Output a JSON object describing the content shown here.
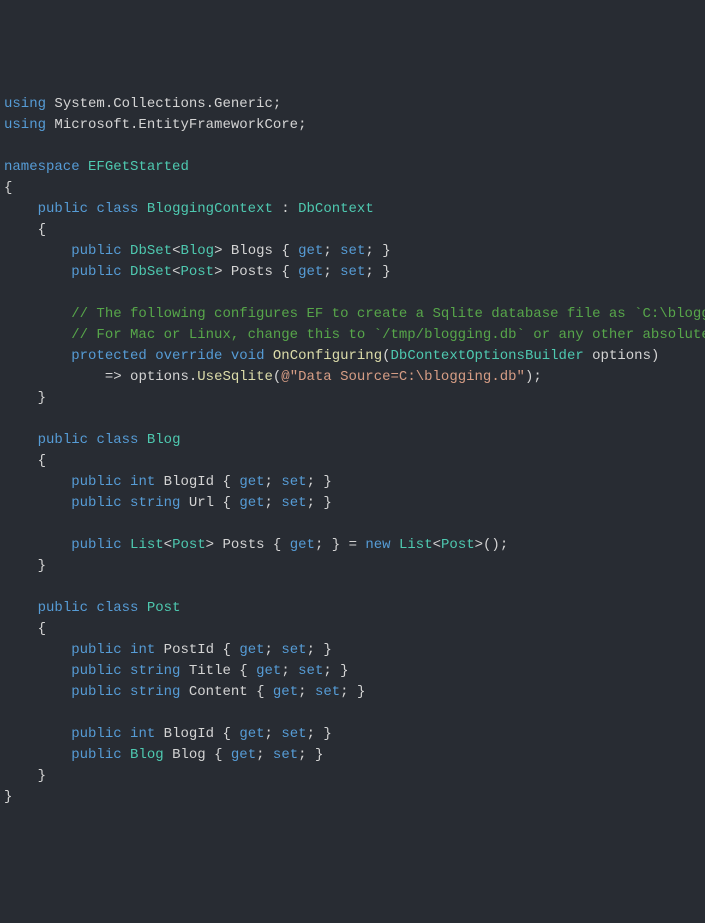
{
  "code": {
    "using1": "using",
    "using1_ns": "System.Collections.Generic",
    "using2": "using",
    "using2_ns": "Microsoft.EntityFrameworkCore",
    "namespace_kw": "namespace",
    "namespace_name": "EFGetStarted",
    "public_kw": "public",
    "class_kw": "class",
    "class1_name": "BloggingContext",
    "inherits": "DbContext",
    "dbset_type": "DbSet",
    "blog_type": "Blog",
    "post_type": "Post",
    "blogs_prop": "Blogs",
    "posts_prop": "Posts",
    "get_kw": "get",
    "set_kw": "set",
    "comment1": "// The following configures EF to create a Sqlite database file as `C:\\blogging.db",
    "comment2": "// For Mac or Linux, change this to `/tmp/blogging.db` or any other absolute path.",
    "protected_kw": "protected",
    "override_kw": "override",
    "void_kw": "void",
    "onconfiguring": "OnConfiguring",
    "optionsbuilder_type": "DbContextOptionsBuilder",
    "options_param": "options",
    "usesqlite": "UseSqlite",
    "conn_string": "@\"Data Source=C:\\blogging.db\"",
    "class2_name": "Blog",
    "blogid_prop": "BlogId",
    "url_prop": "Url",
    "list_type": "List",
    "posts_list_prop": "Posts",
    "new_kw": "new",
    "class3_name": "Post",
    "postid_prop": "PostId",
    "title_prop": "Title",
    "content_prop": "Content",
    "blogid_fk": "BlogId",
    "blog_nav": "Blog",
    "int_kw": "int",
    "string_kw": "string"
  }
}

------------------------

> **EXERCISE AIM**
Without including any picture, repeat the data exactly.

> **THE ANSWER**
Output a JSON object describing the content shown here.
{
  "code": {
    "using1": "using",
    "using1_ns": "System.Collections.Generic",
    "using2": "using",
    "using2_ns": "Microsoft.EntityFrameworkCore",
    "namespace_kw": "namespace",
    "namespace_name": "EFGetStarted",
    "public_kw": "public",
    "class_kw": "class",
    "class1_name": "BloggingContext",
    "inherits": "DbContext",
    "dbset_type": "DbSet",
    "blog_type": "Blog",
    "post_type": "Post",
    "blogs_prop": "Blogs",
    "posts_prop": "Posts",
    "get_kw": "get",
    "set_kw": "set",
    "comment1": "// The following configures EF to create a Sqlite database file as `C:\\blogging.db",
    "comment2": "// For Mac or Linux, change this to `/tmp/blogging.db` or any other absolute path.",
    "protected_kw": "protected",
    "override_kw": "override",
    "void_kw": "void",
    "onconfiguring": "OnConfiguring",
    "optionsbuilder_type": "DbContextOptionsBuilder",
    "options_param": "options",
    "usesqlite": "UseSqlite",
    "conn_string": "@\"Data Source=C:\\blogging.db\"",
    "class2_name": "Blog",
    "blogid_prop": "BlogId",
    "url_prop": "Url",
    "list_type": "List",
    "posts_list_prop": "Posts",
    "new_kw": "new",
    "class3_name": "Post",
    "postid_prop": "PostId",
    "title_prop": "Title",
    "content_prop": "Content",
    "blogid_fk": "BlogId",
    "blog_nav": "Blog",
    "int_kw": "int",
    "string_kw": "string"
  }
}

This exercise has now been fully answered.